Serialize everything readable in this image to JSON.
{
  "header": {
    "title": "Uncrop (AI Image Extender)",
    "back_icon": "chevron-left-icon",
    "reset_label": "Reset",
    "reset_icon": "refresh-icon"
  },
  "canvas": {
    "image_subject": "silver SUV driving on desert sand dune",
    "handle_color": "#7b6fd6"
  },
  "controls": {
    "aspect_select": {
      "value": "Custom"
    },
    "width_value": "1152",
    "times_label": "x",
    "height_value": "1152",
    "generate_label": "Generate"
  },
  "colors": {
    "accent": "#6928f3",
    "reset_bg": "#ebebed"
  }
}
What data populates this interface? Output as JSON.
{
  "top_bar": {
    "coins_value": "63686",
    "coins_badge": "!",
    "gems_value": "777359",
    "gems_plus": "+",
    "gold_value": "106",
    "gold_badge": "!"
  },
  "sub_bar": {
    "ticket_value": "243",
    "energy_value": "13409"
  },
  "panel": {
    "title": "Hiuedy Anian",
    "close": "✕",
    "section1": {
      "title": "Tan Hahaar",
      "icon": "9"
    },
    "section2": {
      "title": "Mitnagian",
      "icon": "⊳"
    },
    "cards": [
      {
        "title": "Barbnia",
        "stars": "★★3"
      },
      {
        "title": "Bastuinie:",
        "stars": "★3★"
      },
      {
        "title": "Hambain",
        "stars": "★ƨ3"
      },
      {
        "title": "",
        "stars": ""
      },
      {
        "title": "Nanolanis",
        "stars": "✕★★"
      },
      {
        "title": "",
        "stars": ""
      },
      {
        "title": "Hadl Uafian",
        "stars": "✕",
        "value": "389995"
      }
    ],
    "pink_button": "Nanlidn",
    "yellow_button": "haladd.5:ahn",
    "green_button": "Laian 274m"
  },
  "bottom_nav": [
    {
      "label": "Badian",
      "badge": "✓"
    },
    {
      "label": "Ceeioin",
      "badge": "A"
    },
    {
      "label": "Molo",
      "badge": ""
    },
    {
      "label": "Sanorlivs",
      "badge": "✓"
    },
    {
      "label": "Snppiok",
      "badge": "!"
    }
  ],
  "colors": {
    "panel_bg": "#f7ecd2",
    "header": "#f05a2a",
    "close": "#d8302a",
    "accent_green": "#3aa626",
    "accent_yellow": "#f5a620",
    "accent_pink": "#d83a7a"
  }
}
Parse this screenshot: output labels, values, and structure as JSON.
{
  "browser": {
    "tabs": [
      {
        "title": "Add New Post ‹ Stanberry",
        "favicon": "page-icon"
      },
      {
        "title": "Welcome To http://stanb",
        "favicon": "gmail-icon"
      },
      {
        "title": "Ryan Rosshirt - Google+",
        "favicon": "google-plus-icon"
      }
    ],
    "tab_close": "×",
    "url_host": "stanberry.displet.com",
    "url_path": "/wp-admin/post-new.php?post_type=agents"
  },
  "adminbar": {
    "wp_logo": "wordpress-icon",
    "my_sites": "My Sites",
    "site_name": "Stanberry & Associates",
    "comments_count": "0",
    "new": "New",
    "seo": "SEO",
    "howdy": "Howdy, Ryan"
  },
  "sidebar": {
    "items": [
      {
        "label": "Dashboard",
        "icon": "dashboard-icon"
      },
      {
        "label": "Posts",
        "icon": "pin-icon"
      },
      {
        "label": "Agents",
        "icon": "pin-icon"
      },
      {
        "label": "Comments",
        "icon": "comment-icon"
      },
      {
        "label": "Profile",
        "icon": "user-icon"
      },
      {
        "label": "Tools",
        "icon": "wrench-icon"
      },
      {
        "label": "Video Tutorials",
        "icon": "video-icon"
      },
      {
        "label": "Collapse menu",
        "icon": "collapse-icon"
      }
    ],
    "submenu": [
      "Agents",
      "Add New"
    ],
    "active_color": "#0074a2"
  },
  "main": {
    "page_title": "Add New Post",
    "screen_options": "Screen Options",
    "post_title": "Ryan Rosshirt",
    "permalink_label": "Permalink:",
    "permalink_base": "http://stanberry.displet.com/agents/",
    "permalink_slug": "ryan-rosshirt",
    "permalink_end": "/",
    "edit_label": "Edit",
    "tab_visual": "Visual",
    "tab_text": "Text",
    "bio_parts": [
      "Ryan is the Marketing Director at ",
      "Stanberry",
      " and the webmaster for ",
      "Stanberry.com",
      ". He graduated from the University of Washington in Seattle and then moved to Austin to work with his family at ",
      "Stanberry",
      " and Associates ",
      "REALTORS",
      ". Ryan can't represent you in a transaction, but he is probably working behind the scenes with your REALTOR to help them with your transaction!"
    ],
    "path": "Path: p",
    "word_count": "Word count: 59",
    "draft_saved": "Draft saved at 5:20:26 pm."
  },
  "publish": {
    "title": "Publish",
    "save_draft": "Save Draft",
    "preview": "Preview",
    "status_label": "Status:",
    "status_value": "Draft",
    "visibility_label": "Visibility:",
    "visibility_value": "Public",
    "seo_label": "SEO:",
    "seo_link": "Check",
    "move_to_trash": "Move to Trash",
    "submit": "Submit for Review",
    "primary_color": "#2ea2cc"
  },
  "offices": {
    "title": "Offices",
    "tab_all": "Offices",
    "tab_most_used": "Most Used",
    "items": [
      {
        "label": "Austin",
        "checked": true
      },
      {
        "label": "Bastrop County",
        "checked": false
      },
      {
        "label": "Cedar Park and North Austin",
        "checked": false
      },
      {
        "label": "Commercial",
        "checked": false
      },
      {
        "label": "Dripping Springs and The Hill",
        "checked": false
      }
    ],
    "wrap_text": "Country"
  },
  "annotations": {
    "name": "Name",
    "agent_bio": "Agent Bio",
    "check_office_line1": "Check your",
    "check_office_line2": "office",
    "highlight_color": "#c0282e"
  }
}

· · · · ·

THE EXERCISE —
Print all of the entries again, exactly as written.

THE ANSWER —
Serialize everything readable in this image to JSON.
{
  "header": {
    "title": "Uncrop (AI Image Extender)",
    "back_icon": "chevron-left-icon",
    "reset_label": "Reset",
    "reset_icon": "refresh-icon"
  },
  "canvas": {
    "image_subject": "silver SUV driving on desert sand dune",
    "handle_color": "#7b6fd6"
  },
  "controls": {
    "aspect_select": {
      "value": "Custom"
    },
    "width_value": "1152",
    "times_label": "x",
    "height_value": "1152",
    "generate_label": "Generate"
  },
  "colors": {
    "accent": "#6928f3",
    "reset_bg": "#ebebed"
  }
}
What data populates this interface? Output as JSON.
{
  "top_bar": {
    "coins_value": "63686",
    "coins_badge": "!",
    "gems_value": "777359",
    "gems_plus": "+",
    "gold_value": "106",
    "gold_badge": "!"
  },
  "sub_bar": {
    "ticket_value": "243",
    "energy_value": "13409"
  },
  "panel": {
    "title": "Hiuedy Anian",
    "close": "✕",
    "section1": {
      "title": "Tan Hahaar",
      "icon": "9"
    },
    "section2": {
      "title": "Mitnagian",
      "icon": "⊳"
    },
    "cards": [
      {
        "title": "Barbnia",
        "stars": "★★3"
      },
      {
        "title": "Bastuinie:",
        "stars": "★3★"
      },
      {
        "title": "Hambain",
        "stars": "★ƨ3"
      },
      {
        "title": "",
        "stars": ""
      },
      {
        "title": "Nanolanis",
        "stars": "✕★★"
      },
      {
        "title": "",
        "stars": ""
      },
      {
        "title": "Hadl Uafian",
        "stars": "✕",
        "value": "389995"
      }
    ],
    "pink_button": "Nanlidn",
    "yellow_button": "haladd.5:ahn",
    "green_button": "Laian 274m"
  },
  "bottom_nav": [
    {
      "label": "Badian",
      "badge": "✓"
    },
    {
      "label": "Ceeioin",
      "badge": "A"
    },
    {
      "label": "Molo",
      "badge": ""
    },
    {
      "label": "Sanorlivs",
      "badge": "✓"
    },
    {
      "label": "Snppiok",
      "badge": "!"
    }
  ],
  "colors": {
    "panel_bg": "#f7ecd2",
    "header": "#f05a2a",
    "close": "#d8302a",
    "accent_green": "#3aa626",
    "accent_yellow": "#f5a620",
    "accent_pink": "#d83a7a"
  }
}
Parse this screenshot: output labels, values, and structure as JSON.
{
  "browser": {
    "tabs": [
      {
        "title": "Add New Post ‹ Stanberry",
        "favicon": "page-icon"
      },
      {
        "title": "Welcome To http://stanb",
        "favicon": "gmail-icon"
      },
      {
        "title": "Ryan Rosshirt - Google+",
        "favicon": "google-plus-icon"
      }
    ],
    "tab_close": "×",
    "url_host": "stanberry.displet.com",
    "url_path": "/wp-admin/post-new.php?post_type=agents"
  },
  "adminbar": {
    "wp_logo": "wordpress-icon",
    "my_sites": "My Sites",
    "site_name": "Stanberry & Associates",
    "comments_count": "0",
    "new": "New",
    "seo": "SEO",
    "howdy": "Howdy, Ryan"
  },
  "sidebar": {
    "items": [
      {
        "label": "Dashboard",
        "icon": "dashboard-icon"
      },
      {
        "label": "Posts",
        "icon": "pin-icon"
      },
      {
        "label": "Agents",
        "icon": "pin-icon"
      },
      {
        "label": "Comments",
        "icon": "comment-icon"
      },
      {
        "label": "Profile",
        "icon": "user-icon"
      },
      {
        "label": "Tools",
        "icon": "wrench-icon"
      },
      {
        "label": "Video Tutorials",
        "icon": "video-icon"
      },
      {
        "label": "Collapse menu",
        "icon": "collapse-icon"
      }
    ],
    "submenu": [
      "Agents",
      "Add New"
    ],
    "active_color": "#0074a2"
  },
  "main": {
    "page_title": "Add New Post",
    "screen_options": "Screen Options",
    "post_title": "Ryan Rosshirt",
    "permalink_label": "Permalink:",
    "permalink_base": "http://stanberry.displet.com/agents/",
    "permalink_slug": "ryan-rosshirt",
    "permalink_end": "/",
    "edit_label": "Edit",
    "tab_visual": "Visual",
    "tab_text": "Text",
    "bio_parts": [
      "Ryan is the Marketing Director at ",
      "Stanberry",
      " and the webmaster for ",
      "Stanberry.com",
      ". He graduated from the University of Washington in Seattle and then moved to Austin to work with his family at ",
      "Stanberry",
      " and Associates ",
      "REALTORS",
      ". Ryan can't represent you in a transaction, but he is probably working behind the scenes with your REALTOR to help them with your transaction!"
    ],
    "path": "Path: p",
    "word_count": "Word count: 59",
    "draft_saved": "Draft saved at 5:20:26 pm."
  },
  "publish": {
    "title": "Publish",
    "save_draft": "Save Draft",
    "preview": "Preview",
    "status_label": "Status:",
    "status_value": "Draft",
    "visibility_label": "Visibility:",
    "visibility_value": "Public",
    "seo_label": "SEO:",
    "seo_link": "Check",
    "move_to_trash": "Move to Trash",
    "submit": "Submit for Review",
    "primary_color": "#2ea2cc"
  },
  "offices": {
    "title": "Offices",
    "tab_all": "Offices",
    "tab_most_used": "Most Used",
    "items": [
      {
        "label": "Austin",
        "checked": true
      },
      {
        "label": "Bastrop County",
        "checked": false
      },
      {
        "label": "Cedar Park and North Austin",
        "checked": false
      },
      {
        "label": "Commercial",
        "checked": false
      },
      {
        "label": "Dripping Springs and The Hill",
        "checked": false
      }
    ],
    "wrap_text": "Country"
  },
  "annotations": {
    "name": "Name",
    "agent_bio": "Agent Bio",
    "check_office_line1": "Check your",
    "check_office_line2": "office",
    "highlight_color": "#c0282e"
  }
}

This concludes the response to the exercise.